Set exercise
Write out the whole listing, matching it exactly.

## Begin Data excerpts

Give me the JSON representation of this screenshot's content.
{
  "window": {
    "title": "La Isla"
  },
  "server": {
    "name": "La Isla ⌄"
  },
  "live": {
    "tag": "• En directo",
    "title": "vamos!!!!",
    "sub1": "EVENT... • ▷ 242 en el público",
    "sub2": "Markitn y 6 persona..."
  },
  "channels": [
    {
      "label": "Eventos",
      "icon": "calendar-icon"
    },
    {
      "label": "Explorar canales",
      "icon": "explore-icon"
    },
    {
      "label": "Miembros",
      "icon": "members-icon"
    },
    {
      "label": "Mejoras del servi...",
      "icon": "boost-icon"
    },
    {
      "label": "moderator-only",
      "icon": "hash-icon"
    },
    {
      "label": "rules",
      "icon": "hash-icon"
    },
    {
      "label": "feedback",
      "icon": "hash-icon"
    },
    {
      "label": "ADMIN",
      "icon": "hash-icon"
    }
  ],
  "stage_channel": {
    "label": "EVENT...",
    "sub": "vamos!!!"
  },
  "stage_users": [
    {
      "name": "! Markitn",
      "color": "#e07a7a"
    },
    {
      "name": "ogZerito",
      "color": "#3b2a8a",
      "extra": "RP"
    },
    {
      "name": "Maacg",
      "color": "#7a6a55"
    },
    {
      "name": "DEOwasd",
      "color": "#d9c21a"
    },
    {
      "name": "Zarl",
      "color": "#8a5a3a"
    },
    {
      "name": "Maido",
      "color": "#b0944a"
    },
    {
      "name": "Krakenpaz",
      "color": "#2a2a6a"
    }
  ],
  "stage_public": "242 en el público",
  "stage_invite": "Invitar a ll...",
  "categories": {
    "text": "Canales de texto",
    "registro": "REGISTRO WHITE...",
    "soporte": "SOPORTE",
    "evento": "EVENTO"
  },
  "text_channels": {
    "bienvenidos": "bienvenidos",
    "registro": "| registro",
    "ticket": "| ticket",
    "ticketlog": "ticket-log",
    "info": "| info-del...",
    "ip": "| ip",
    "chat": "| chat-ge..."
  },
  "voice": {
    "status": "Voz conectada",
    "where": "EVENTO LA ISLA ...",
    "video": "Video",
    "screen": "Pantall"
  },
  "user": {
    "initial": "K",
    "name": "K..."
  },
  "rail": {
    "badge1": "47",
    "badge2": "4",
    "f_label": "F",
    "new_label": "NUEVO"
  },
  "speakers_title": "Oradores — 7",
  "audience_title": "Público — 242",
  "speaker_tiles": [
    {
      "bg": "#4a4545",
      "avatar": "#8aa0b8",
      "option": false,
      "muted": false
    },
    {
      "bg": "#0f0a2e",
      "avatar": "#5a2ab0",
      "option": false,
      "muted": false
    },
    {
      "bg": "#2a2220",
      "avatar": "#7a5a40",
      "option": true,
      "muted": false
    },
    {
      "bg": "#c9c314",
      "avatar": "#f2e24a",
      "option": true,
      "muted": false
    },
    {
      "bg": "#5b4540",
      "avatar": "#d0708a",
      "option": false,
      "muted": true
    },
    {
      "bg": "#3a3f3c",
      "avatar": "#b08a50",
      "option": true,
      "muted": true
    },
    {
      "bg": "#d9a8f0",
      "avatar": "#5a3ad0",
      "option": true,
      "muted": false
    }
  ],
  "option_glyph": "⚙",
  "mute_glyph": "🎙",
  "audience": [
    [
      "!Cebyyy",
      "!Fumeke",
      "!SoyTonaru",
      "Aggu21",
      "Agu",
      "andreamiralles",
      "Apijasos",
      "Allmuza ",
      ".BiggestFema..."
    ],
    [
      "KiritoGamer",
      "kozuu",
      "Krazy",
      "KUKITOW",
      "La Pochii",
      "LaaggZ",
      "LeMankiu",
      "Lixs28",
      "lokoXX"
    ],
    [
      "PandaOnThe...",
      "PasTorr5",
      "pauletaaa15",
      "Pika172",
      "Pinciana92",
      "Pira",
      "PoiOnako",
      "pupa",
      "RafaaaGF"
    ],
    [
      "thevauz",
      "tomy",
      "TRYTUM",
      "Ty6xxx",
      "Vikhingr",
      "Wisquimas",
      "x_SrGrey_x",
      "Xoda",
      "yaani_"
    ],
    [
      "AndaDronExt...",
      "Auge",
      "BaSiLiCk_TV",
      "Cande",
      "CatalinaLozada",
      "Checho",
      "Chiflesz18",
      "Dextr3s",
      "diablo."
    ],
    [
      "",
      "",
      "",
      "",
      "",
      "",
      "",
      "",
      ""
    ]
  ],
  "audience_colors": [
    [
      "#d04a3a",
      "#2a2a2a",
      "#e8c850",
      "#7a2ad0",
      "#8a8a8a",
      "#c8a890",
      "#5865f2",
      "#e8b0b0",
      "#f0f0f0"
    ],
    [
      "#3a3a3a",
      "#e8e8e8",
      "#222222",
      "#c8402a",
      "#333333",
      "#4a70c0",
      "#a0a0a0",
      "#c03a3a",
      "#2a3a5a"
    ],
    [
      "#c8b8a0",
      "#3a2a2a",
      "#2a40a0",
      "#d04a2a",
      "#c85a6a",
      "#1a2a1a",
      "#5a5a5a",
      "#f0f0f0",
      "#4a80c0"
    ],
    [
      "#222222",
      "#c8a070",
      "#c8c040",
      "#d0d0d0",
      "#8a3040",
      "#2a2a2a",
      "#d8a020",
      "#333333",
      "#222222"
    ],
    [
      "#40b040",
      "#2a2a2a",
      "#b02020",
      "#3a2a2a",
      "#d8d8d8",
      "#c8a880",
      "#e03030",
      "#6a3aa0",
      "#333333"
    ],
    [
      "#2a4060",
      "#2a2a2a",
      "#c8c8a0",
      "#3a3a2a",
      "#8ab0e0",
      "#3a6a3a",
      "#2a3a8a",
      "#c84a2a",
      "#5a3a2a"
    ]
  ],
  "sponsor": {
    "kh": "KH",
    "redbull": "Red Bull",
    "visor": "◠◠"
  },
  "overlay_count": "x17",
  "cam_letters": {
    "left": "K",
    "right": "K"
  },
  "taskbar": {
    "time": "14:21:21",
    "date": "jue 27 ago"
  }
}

## End Data excerpts

The reply
Give me the JSON representation of this screenshot's content.
{
  "window": {
    "title": "La Isla"
  },
  "server": {
    "name": "La Isla ⌄"
  },
  "live": {
    "tag": "• En directo",
    "title": "vamos!!!!",
    "sub1": "EVENT... • ▷ 242 en el público",
    "sub2": "Markitn y 6 persona..."
  },
  "channels": [
    {
      "label": "Eventos",
      "icon": "calendar-icon"
    },
    {
      "label": "Explorar canales",
      "icon": "explore-icon"
    },
    {
      "label": "Miembros",
      "icon": "members-icon"
    },
    {
      "label": "Mejoras del servi...",
      "icon": "boost-icon"
    },
    {
      "label": "moderator-only",
      "icon": "hash-icon"
    },
    {
      "label": "rules",
      "icon": "hash-icon"
    },
    {
      "label": "feedback",
      "icon": "hash-icon"
    },
    {
      "label": "ADMIN",
      "icon": "hash-icon"
    }
  ],
  "stage_channel": {
    "label": "EVENT...",
    "sub": "vamos!!!"
  },
  "stage_users": [
    {
      "name": "! Markitn",
      "color": "#e07a7a"
    },
    {
      "name": "ogZerito",
      "color": "#3b2a8a",
      "extra": "RP"
    },
    {
      "name": "Maacg",
      "color": "#7a6a55"
    },
    {
      "name": "DEOwasd",
      "color": "#d9c21a"
    },
    {
      "name": "Zarl",
      "color": "#8a5a3a"
    },
    {
      "name": "Maido",
      "color": "#b0944a"
    },
    {
      "name": "Krakenpaz",
      "color": "#2a2a6a"
    }
  ],
  "stage_public": "242 en el público",
  "stage_invite": "Invitar a ll...",
  "categories": {
    "text": "Canales de texto",
    "registro": "REGISTRO WHITE...",
    "soporte": "SOPORTE",
    "evento": "EVENTO"
  },
  "text_channels": {
    "bienvenidos": "bienvenidos",
    "registro": "| registro",
    "ticket": "| ticket",
    "ticketlog": "ticket-log",
    "info": "| info-del...",
    "ip": "| ip",
    "chat": "| chat-ge..."
  },
  "voice": {
    "status": "Voz conectada",
    "where": "EVENTO LA ISLA ...",
    "video": "Video",
    "screen": "Pantall"
  },
  "user": {
    "initial": "K",
    "name": "K..."
  },
  "rail": {
    "badge1": "47",
    "badge2": "4",
    "f_label": "F",
    "new_label": "NUEVO"
  },
  "speakers_title": "Oradores — 7",
  "audience_title": "Público — 242",
  "speaker_tiles": [
    {
      "bg": "#4a4545",
      "avatar": "#8aa0b8",
      "option": false,
      "muted": false
    },
    {
      "bg": "#0f0a2e",
      "avatar": "#5a2ab0",
      "option": false,
      "muted": false
    },
    {
      "bg": "#2a2220",
      "avatar": "#7a5a40",
      "option": true,
      "muted": false
    },
    {
      "bg": "#c9c314",
      "avatar": "#f2e24a",
      "option": true,
      "muted": false
    },
    {
      "bg": "#5b4540",
      "avatar": "#d0708a",
      "option": false,
      "muted": true
    },
    {
      "bg": "#3a3f3c",
      "avatar": "#b08a50",
      "option": true,
      "muted": true
    },
    {
      "bg": "#d9a8f0",
      "avatar": "#5a3ad0",
      "option": true,
      "muted": false
    }
  ],
  "option_glyph": "⚙",
  "mute_glyph": "🎙",
  "audience": [
    [
      "!Cebyyy",
      "!Fumeke",
      "!SoyTonaru",
      "Aggu21",
      "Agu",
      "andreamiralles",
      "Apijasos",
      "Allmuza ",
      ".BiggestFema..."
    ],
    [
      "KiritoGamer",
      "kozuu",
      "Krazy",
      "KUKITOW",
      "La Pochii",
      "LaaggZ",
      "LeMankiu",
      "Lixs28",
      "lokoXX"
    ],
    [
      "PandaOnThe...",
      "PasTorr5",
      "pauletaaa15",
      "Pika172",
      "Pinciana92",
      "Pira",
      "PoiOnako",
      "pupa",
      "RafaaaGF"
    ],
    [
      "thevauz",
      "tomy",
      "TRYTUM",
      "Ty6xxx",
      "Vikhingr",
      "Wisquimas",
      "x_SrGrey_x",
      "Xoda",
      "yaani_"
    ],
    [
      "AndaDronExt...",
      "Auge",
      "BaSiLiCk_TV",
      "Cande",
      "CatalinaLozada",
      "Checho",
      "Chiflesz18",
      "Dextr3s",
      "diablo."
    ],
    [
      "",
      "",
      "",
      "",
      "",
      "",
      "",
      "",
      ""
    ]
  ],
  "audience_colors": [
    [
      "#d04a3a",
      "#2a2a2a",
      "#e8c850",
      "#7a2ad0",
      "#8a8a8a",
      "#c8a890",
      "#5865f2",
      "#e8b0b0",
      "#f0f0f0"
    ],
    [
      "#3a3a3a",
      "#e8e8e8",
      "#222222",
      "#c8402a",
      "#333333",
      "#4a70c0",
      "#a0a0a0",
      "#c03a3a",
      "#2a3a5a"
    ],
    [
      "#c8b8a0",
      "#3a2a2a",
      "#2a40a0",
      "#d04a2a",
      "#c85a6a",
      "#1a2a1a",
      "#5a5a5a",
      "#f0f0f0",
      "#4a80c0"
    ],
    [
      "#222222",
      "#c8a070",
      "#c8c040",
      "#d0d0d0",
      "#8a3040",
      "#2a2a2a",
      "#d8a020",
      "#333333",
      "#222222"
    ],
    [
      "#40b040",
      "#2a2a2a",
      "#b02020",
      "#3a2a2a",
      "#d8d8d8",
      "#c8a880",
      "#e03030",
      "#6a3aa0",
      "#333333"
    ],
    [
      "#2a4060",
      "#2a2a2a",
      "#c8c8a0",
      "#3a3a2a",
      "#8ab0e0",
      "#3a6a3a",
      "#2a3a8a",
      "#c84a2a",
      "#5a3a2a"
    ]
  ],
  "sponsor": {
    "kh": "KH",
    "redbull": "Red Bull",
    "visor": "◠◠"
  },
  "overlay_count": "x17",
  "cam_letters": {
    "left": "K",
    "right": "K"
  },
  "taskbar": {
    "time": "14:21:21",
    "date": "jue 27 ago"
  }
}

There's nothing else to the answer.